Exercise description: Copy out the lines that include the word "write".

***** Data provided *****

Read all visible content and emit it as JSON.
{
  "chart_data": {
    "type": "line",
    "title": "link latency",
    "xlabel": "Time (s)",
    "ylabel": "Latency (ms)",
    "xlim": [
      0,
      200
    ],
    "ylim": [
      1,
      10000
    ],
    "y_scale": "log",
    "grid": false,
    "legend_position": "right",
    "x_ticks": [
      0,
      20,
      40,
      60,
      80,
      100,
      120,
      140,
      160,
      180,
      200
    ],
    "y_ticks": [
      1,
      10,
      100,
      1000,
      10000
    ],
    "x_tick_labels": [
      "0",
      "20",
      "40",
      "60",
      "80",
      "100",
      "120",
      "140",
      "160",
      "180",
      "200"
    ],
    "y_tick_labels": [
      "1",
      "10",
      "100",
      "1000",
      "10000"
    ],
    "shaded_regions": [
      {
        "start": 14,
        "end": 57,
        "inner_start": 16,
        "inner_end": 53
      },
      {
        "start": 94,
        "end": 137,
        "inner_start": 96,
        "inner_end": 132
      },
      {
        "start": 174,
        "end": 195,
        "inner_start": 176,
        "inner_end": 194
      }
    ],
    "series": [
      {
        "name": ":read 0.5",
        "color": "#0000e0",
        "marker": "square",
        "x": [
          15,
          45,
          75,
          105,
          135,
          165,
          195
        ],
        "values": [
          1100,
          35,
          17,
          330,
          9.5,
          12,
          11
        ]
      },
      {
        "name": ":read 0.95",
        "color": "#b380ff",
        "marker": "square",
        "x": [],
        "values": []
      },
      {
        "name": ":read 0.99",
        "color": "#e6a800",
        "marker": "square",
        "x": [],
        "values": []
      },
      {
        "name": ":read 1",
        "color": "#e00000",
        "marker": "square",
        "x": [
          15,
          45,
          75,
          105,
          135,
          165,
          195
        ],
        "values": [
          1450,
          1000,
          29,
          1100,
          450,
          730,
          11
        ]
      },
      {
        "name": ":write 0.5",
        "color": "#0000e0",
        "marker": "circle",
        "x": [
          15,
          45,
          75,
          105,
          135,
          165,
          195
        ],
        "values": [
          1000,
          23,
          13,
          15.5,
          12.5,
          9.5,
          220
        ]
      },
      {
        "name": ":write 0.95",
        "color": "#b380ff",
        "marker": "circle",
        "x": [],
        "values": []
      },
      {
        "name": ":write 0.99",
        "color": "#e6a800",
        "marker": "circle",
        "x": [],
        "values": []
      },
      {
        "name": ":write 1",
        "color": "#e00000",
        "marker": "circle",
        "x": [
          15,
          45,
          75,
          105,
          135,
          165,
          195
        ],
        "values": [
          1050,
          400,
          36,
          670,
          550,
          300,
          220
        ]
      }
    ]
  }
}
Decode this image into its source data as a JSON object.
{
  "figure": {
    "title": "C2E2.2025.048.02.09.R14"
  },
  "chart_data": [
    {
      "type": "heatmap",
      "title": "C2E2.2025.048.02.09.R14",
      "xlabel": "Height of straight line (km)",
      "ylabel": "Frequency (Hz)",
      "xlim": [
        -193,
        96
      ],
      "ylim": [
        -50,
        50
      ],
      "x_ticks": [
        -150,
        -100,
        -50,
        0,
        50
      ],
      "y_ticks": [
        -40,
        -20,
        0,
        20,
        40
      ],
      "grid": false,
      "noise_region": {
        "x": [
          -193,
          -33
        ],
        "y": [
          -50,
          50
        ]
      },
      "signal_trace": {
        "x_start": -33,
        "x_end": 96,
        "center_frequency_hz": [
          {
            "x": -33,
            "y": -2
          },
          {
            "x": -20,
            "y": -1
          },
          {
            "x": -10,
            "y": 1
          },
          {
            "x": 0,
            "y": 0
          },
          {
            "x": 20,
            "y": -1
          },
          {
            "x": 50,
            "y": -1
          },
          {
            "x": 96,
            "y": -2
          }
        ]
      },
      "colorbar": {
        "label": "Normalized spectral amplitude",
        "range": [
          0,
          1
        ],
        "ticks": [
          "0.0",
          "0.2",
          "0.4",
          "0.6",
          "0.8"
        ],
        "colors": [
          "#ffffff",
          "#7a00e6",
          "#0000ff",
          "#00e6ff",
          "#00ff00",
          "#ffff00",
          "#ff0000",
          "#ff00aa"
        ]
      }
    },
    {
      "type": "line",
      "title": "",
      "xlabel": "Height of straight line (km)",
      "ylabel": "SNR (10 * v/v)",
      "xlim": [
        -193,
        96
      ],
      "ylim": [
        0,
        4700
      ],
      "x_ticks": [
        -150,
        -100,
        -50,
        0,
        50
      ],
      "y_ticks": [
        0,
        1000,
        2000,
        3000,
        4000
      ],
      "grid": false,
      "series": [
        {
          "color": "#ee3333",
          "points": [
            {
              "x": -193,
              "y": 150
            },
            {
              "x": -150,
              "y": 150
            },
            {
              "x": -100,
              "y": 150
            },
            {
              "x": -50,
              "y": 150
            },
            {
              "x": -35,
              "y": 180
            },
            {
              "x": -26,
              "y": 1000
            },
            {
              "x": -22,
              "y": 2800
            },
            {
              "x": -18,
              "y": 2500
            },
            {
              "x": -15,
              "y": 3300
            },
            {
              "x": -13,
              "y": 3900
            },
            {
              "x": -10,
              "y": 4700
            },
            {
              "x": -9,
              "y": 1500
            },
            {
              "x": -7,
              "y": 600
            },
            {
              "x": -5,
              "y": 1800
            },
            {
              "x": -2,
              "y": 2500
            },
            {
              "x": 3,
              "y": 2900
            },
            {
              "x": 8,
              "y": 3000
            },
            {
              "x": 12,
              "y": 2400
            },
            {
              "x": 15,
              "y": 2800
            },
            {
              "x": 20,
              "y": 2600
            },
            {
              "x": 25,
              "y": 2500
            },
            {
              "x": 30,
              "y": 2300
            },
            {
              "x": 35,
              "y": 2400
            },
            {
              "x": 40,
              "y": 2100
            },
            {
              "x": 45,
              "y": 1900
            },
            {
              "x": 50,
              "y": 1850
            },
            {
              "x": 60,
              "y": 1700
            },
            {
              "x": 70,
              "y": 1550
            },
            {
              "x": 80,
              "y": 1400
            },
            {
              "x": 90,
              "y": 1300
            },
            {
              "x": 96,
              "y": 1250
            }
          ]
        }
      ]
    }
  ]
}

*****

Finished answer:
        "name": ":write 0.5",
        "name": ":write 0.95",
        "name": ":write 0.99",
        "name": ":write 1",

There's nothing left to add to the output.